Exercise task –
Count how many lines hold the string "Output". Give that number alone.

Extracts from a graphics dataset:
◆ ◆ ◆ ◆
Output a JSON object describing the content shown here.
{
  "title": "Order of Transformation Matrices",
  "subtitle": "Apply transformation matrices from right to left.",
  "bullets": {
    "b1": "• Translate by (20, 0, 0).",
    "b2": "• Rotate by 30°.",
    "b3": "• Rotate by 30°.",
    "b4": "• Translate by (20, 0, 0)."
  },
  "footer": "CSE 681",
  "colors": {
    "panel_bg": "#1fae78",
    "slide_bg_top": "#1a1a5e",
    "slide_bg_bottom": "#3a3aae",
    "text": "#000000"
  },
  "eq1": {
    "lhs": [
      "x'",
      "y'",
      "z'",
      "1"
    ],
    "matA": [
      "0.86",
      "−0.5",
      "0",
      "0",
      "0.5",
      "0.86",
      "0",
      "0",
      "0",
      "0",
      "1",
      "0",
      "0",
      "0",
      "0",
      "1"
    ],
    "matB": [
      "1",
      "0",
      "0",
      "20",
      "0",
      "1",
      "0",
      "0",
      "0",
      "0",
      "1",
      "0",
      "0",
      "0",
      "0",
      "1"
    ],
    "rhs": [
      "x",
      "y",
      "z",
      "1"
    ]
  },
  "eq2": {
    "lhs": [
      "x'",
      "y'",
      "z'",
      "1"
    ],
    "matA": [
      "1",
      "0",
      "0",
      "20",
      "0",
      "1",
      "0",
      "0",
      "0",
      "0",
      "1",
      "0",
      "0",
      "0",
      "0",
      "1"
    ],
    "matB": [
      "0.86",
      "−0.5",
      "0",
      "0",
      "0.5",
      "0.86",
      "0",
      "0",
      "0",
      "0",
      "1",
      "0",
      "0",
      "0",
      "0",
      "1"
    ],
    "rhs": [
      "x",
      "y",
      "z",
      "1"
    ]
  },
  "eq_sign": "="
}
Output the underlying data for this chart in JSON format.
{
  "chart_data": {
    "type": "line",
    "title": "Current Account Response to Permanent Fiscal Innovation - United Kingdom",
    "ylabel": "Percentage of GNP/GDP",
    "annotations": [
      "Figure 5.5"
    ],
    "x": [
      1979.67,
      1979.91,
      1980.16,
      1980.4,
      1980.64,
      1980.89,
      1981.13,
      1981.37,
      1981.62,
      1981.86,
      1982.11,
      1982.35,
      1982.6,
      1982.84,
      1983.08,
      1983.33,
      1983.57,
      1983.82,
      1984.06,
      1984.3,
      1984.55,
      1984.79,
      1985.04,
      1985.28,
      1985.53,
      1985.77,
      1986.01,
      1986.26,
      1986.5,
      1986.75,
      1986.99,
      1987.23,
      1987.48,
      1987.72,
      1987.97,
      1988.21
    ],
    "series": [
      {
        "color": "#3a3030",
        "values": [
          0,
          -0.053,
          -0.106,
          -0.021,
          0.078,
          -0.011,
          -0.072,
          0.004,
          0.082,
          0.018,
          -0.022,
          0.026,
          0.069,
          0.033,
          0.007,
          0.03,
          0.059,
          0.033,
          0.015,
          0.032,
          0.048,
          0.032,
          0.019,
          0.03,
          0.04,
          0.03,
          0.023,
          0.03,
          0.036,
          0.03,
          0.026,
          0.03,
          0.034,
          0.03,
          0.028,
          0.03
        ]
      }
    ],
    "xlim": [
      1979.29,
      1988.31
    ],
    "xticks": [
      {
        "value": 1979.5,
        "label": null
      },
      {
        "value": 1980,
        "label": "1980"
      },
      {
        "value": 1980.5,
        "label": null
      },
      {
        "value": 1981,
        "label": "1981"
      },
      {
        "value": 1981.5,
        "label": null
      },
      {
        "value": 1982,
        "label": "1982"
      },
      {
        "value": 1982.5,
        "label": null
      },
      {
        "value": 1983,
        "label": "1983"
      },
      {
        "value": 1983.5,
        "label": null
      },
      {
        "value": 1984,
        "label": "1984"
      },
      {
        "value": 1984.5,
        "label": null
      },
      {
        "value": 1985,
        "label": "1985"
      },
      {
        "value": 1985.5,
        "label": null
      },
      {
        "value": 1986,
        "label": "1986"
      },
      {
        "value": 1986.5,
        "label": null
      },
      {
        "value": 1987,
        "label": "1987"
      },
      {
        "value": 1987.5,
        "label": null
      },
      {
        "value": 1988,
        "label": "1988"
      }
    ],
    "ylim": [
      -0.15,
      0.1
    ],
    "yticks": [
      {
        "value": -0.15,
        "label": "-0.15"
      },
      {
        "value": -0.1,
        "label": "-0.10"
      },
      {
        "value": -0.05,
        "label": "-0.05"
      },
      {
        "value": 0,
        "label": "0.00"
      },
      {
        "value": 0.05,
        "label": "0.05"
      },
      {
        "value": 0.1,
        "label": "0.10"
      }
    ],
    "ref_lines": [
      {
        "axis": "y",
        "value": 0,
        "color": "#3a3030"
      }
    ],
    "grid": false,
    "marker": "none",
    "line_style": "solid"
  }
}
◆ ◆ ◆ ◆
Exercise result –
2